• _TEXT PROVIDED_

— start —

The Super Mario Bros. Movie is directed by Teen Titans Go! producer-directors Aaron Horvath and Michael Jelenic from a screenplay by Matthew Fogel. Illumination’s Chris Meledandri and Mario creator Shigeru Miyamoto produced.

Very few of the reviews out there so far are overwhelmingly glowing or critical of the film, as represented by its current 54% Rotten Tomatoes aggregate score and 49 Metacritic rating.

Many reviewers agreed that because the film was made to appeal to the widest audience possible it missed out on creating something particularly good or memorable. The consensus seems to be that the film is essentially comfort food. Good enough to entertain for 90 minutes, but not something likely to stand out for much more than what will surely be a tremendous box office run.

A common complaint among critics is that the Mario character is a bit of a bore. Without getting into the Chris Pratt debates that have been raging since his casting was announced, the film suffers from a lead character that has no real story of his own. Mario has been around for decades, and Nintendo has intentionally kept him as a bit of a blank slate. It’s similar to the problems that Disney faces with implementing Mickey Mouse in any kind of content that requires a sophisticated narrative or character growth. It’s not in the interests of these media companies to develop the characters that already net them billions.

There are other complaints and plenty of praise being heaped on the film by critics as well. Here are a few takes that give a good sense of the consensus regarding The Super Mario Bros. Movie:

Lex Briscuso at The Wrap thought the film was the most immersive Mario Bros. experience to date, and that the film could “make a real mark on the feature animation world.”

Illumination has proven itself by now in the animation sphere, but they come to the plate with obvious pride and care on this property, giving fans vibrant and immersive visuals that recall both the original games and a sense of the studio’s own, now-signature style. The different worlds of the film—the Mushroom Kingdom, the Jungle Kingdom, Bowser’s Kingdom, and more—are all so rich and full of life.

Katie Walsh at the Los Angeles Times was, in her own words, only “mildly” amused and found the movie “swift, noisy, and unrelentingly paced.” She did have some kind words for the work done by Illumination’s artist, however:

The film hops from set piece to set piece, and the animation is indeed eye-popping — some backgrounds and elements of this world are almost photorealistic. The style also liberates Mario’s activities from the flat horizontal landscapes with which we’re familiar, putting a more action-packed and dynamic point of view on his leaps and jumps across obstacles as he’s trained by the princess.

— end —

Annotated region listings:
— start —

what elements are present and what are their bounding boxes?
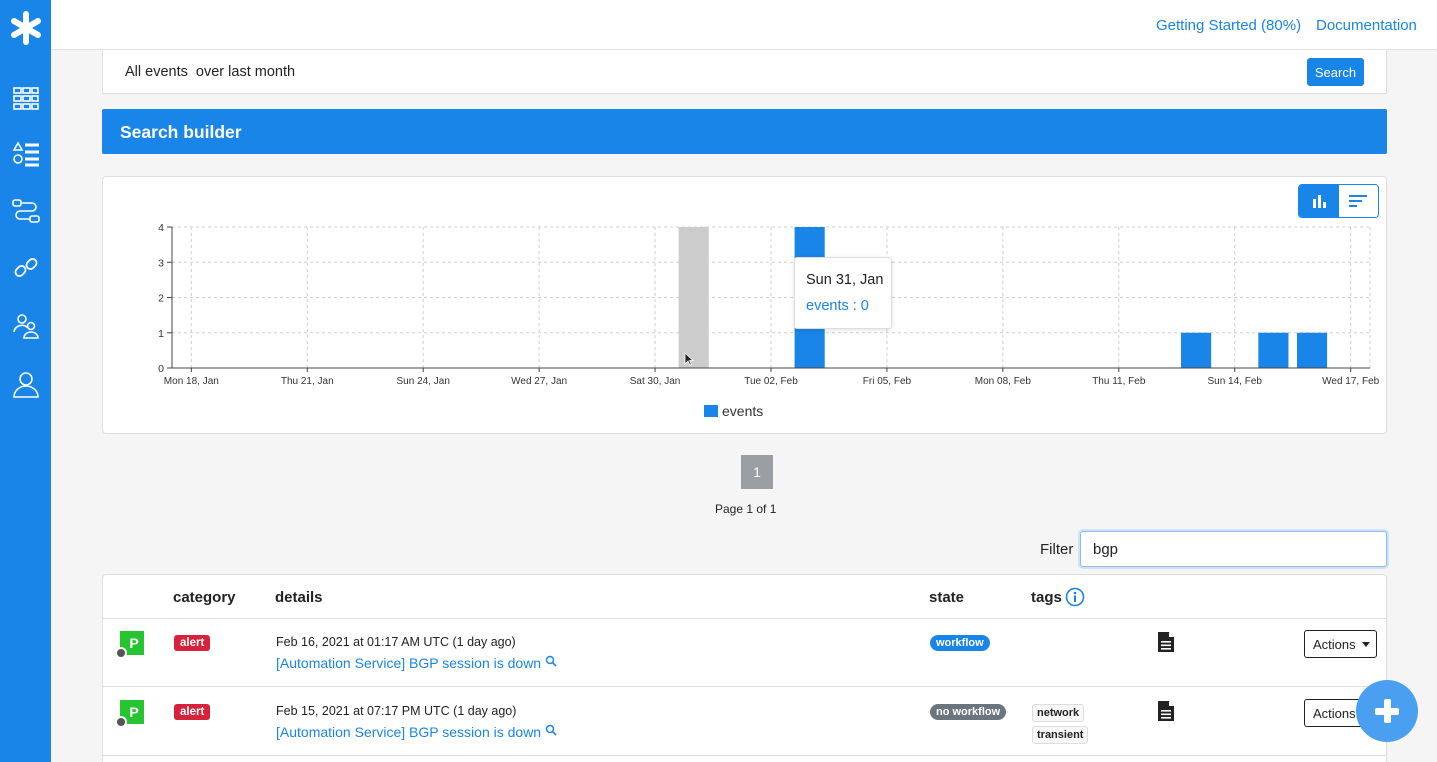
tag-badge[interactable]: transient: [1032, 726, 1089, 744]
event-title-text: [Automation Service] BGP session is down: [276, 655, 542, 671]
magnifier-icon[interactable]: [545, 724, 557, 736]
chart-bar: [1296, 332, 1328, 368]
mouse-cursor-icon: [684, 352, 694, 366]
sidebar-item-integrations[interactable]: [10, 252, 42, 284]
incidents-list-icon: [12, 141, 39, 167]
y-tick-label: 3: [158, 257, 164, 269]
bar-chart-icon: [1312, 195, 1326, 208]
event-timestamp: Feb 15, 2021 at 07:17 PM UTC (1 day ago): [276, 704, 517, 718]
tooltip-value: events : 0: [806, 298, 869, 314]
documentation-link[interactable]: Documentation: [1316, 17, 1417, 34]
filter-input[interactable]: [1080, 531, 1387, 567]
getting-started-link[interactable]: Getting Started (80%): [1156, 17, 1301, 34]
sidebar-item-dashboard[interactable]: [10, 82, 42, 114]
legend-label: events: [722, 403, 764, 419]
pagination-info: Page 1 of 1: [715, 502, 777, 516]
hover-highlight-band: [678, 227, 709, 368]
sidebar-item-teams[interactable]: [10, 310, 42, 342]
integrations-link-icon: [14, 258, 38, 277]
pagination-page-1[interactable]: 1: [741, 455, 773, 489]
workflows-icon: [12, 199, 40, 223]
y-tick-label: 2: [158, 293, 164, 305]
x-tick-label: Mon 18, Jan: [164, 376, 219, 387]
chart-view-toggle: [1298, 184, 1379, 218]
column-header-tags[interactable]: tags: [1031, 589, 1062, 606]
document-icon[interactable]: [1157, 631, 1175, 653]
info-icon[interactable]: [1065, 587, 1085, 607]
search-bar[interactable]: All events over last month Search: [102, 50, 1387, 94]
column-header-details[interactable]: details: [275, 589, 323, 606]
sidebar-item-workflows[interactable]: [10, 195, 42, 227]
status-dot: [115, 716, 127, 728]
bar-chart-view-button[interactable]: [1299, 185, 1339, 217]
source-integration-icon: P: [115, 698, 145, 728]
y-tick-label: 0: [158, 363, 164, 375]
top-navigation-bar: Getting Started (80%) Documentation: [51, 0, 1437, 50]
x-tick-label: Thu 11, Feb: [1092, 376, 1146, 387]
search-builder-title: Search builder: [120, 122, 242, 142]
chart-bar: [1181, 332, 1212, 368]
search-button[interactable]: Search: [1307, 58, 1364, 86]
tag-badge[interactable]: network: [1032, 704, 1085, 722]
category-badge: alert: [174, 704, 211, 720]
sidebar-item-incidents[interactable]: [10, 138, 42, 170]
sidebar-item-profile[interactable]: [10, 368, 42, 400]
dashboard-icon: [13, 87, 39, 110]
chart-legend[interactable]: events: [704, 403, 763, 419]
column-header-state[interactable]: state: [929, 589, 964, 606]
state-badge: workflow: [930, 635, 990, 651]
app-logo-icon[interactable]: [8, 10, 44, 46]
column-header-category[interactable]: category: [173, 589, 236, 606]
state-badge: no workflow: [930, 704, 1007, 720]
table-row[interactable]: P alert Feb 16, 2021 at 01:17 AM UTC (1 …: [103, 619, 1386, 687]
source-integration-icon: P: [115, 629, 145, 659]
search-builder-toggle[interactable]: Search builder: [102, 109, 1387, 154]
document-icon[interactable]: [1157, 700, 1175, 722]
event-timestamp: Feb 16, 2021 at 01:17 AM UTC (1 day ago): [276, 635, 516, 649]
chart-tooltip: Sun 31, Jan events : 0: [794, 257, 892, 329]
actions-dropdown-button[interactable]: Actions: [1304, 630, 1377, 658]
event-title-link[interactable]: [Automation Service] BGP session is down: [276, 724, 557, 740]
chart-bar: [1258, 332, 1289, 368]
events-bar-chart: 0 1 2 3 4 Mon 18, Jan Thu 21, Jan Sun 24, Jan We…: [158, 222, 1380, 387]
events-chart-panel: 0 1 2 3 4 Mon 18, Jan Thu 21, Jan Sun 24, Jan We…: [102, 176, 1387, 434]
y-tick-label: 4: [158, 222, 164, 234]
x-tick-label: Wed 27, Jan: [511, 376, 567, 387]
search-query-text[interactable]: All events over last month: [125, 64, 295, 80]
x-tick-label: Thu 21, Jan: [281, 376, 334, 387]
x-tick-label: Wed 17, Feb: [1322, 376, 1380, 387]
y-tick-label: 1: [158, 328, 164, 340]
user-profile-icon: [13, 372, 39, 398]
event-title-text: [Automation Service] BGP session is down: [276, 724, 542, 740]
x-tick-label: Fri 05, Feb: [863, 376, 912, 387]
category-badge: alert: [174, 635, 211, 651]
tooltip-date: Sun 31, Jan: [806, 272, 884, 288]
list-view-button[interactable]: [1338, 185, 1378, 217]
magnifier-icon[interactable]: [545, 655, 557, 667]
x-tick-label: Mon 08, Feb: [975, 376, 1032, 387]
x-tick-label: Tue 02, Feb: [744, 376, 798, 387]
sidebar: [0, 0, 51, 762]
status-dot: [115, 647, 127, 659]
x-tick-label: Sat 30, Jan: [630, 376, 681, 387]
legend-swatch: [704, 405, 718, 417]
x-tick-label: Sun 24, Jan: [397, 376, 450, 387]
teams-icon: [13, 314, 39, 339]
events-table: category details state tags P alert Feb …: [102, 574, 1387, 762]
x-tick-label: Sun 14, Feb: [1207, 376, 1262, 387]
event-title-link[interactable]: [Automation Service] BGP session is down: [276, 655, 557, 671]
table-row[interactable]: P alert Feb 15, 2021 at 07:17 PM UTC (1 …: [103, 688, 1386, 756]
main-content: All events over last month Search Search…: [51, 50, 1437, 762]
add-fab-button[interactable]: [1356, 680, 1418, 742]
filter-label: Filter: [1040, 541, 1074, 558]
list-lines-icon: [1349, 195, 1368, 207]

— end —

• _TASK 1_
Please answer these questions about the text on reviews of The Super Mario Bros. Movie:
(a) Who wrote the screenplay?
(b) What is the film's Metacritic rating?
(c) Which publication does Katie Walsh write for?
• _TASK 2_
Count the lines of the records that contain the string "legend". Reply with the number alone.

• _CORRECT ANSWER 1_
(a) Matthew Fogel
(b) 49
(c) The Los Angeles Times

• _CORRECT ANSWER 2_
3